Dataset entries on figures:
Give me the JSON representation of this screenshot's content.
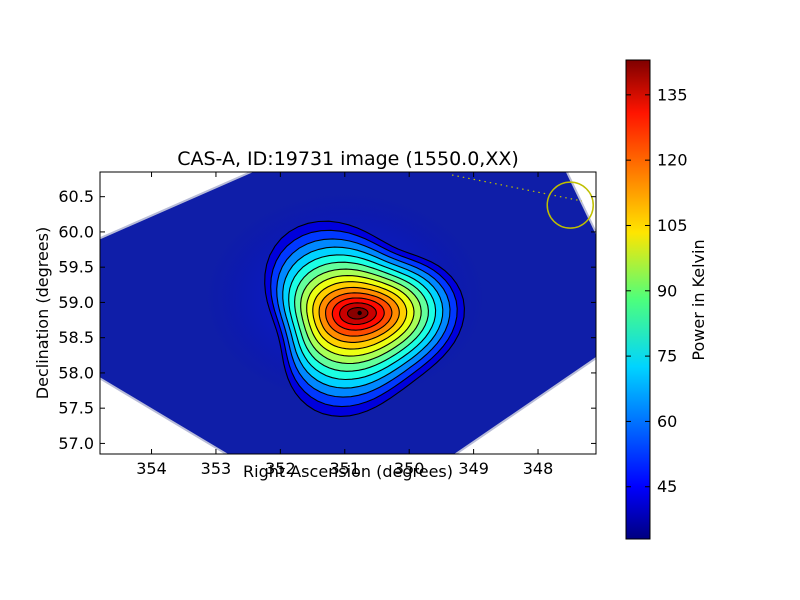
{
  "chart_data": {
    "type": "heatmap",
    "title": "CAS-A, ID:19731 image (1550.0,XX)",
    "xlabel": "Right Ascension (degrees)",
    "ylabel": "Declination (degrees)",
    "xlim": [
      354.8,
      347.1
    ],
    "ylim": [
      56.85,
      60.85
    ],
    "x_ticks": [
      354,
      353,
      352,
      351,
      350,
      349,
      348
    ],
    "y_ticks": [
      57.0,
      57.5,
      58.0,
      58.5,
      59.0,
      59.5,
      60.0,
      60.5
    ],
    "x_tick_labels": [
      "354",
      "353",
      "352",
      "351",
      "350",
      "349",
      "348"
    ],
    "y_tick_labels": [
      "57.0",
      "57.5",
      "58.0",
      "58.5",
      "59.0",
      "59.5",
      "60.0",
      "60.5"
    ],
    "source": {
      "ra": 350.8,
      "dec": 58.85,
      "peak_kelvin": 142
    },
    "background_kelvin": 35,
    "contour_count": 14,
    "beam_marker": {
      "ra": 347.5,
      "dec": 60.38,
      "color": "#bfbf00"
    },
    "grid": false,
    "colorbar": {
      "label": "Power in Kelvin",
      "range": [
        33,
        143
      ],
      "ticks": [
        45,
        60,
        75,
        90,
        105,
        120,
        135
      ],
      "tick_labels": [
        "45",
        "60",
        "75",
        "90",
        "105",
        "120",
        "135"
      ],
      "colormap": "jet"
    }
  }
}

= Task to complete =
Reproduce all of the entries word for word, skipping any pictures they hold.

= Written response =
Give me the JSON representation of this screenshot's content.
{
  "chart_data": {
    "type": "heatmap",
    "title": "CAS-A, ID:19731 image (1550.0,XX)",
    "xlabel": "Right Ascension (degrees)",
    "ylabel": "Declination (degrees)",
    "xlim": [
      354.8,
      347.1
    ],
    "ylim": [
      56.85,
      60.85
    ],
    "x_ticks": [
      354,
      353,
      352,
      351,
      350,
      349,
      348
    ],
    "y_ticks": [
      57.0,
      57.5,
      58.0,
      58.5,
      59.0,
      59.5,
      60.0,
      60.5
    ],
    "x_tick_labels": [
      "354",
      "353",
      "352",
      "351",
      "350",
      "349",
      "348"
    ],
    "y_tick_labels": [
      "57.0",
      "57.5",
      "58.0",
      "58.5",
      "59.0",
      "59.5",
      "60.0",
      "60.5"
    ],
    "source": {
      "ra": 350.8,
      "dec": 58.85,
      "peak_kelvin": 142
    },
    "background_kelvin": 35,
    "contour_count": 14,
    "beam_marker": {
      "ra": 347.5,
      "dec": 60.38,
      "color": "#bfbf00"
    },
    "grid": false,
    "colorbar": {
      "label": "Power in Kelvin",
      "range": [
        33,
        143
      ],
      "ticks": [
        45,
        60,
        75,
        90,
        105,
        120,
        135
      ],
      "tick_labels": [
        "45",
        "60",
        "75",
        "90",
        "105",
        "120",
        "135"
      ],
      "colormap": "jet"
    }
  }
}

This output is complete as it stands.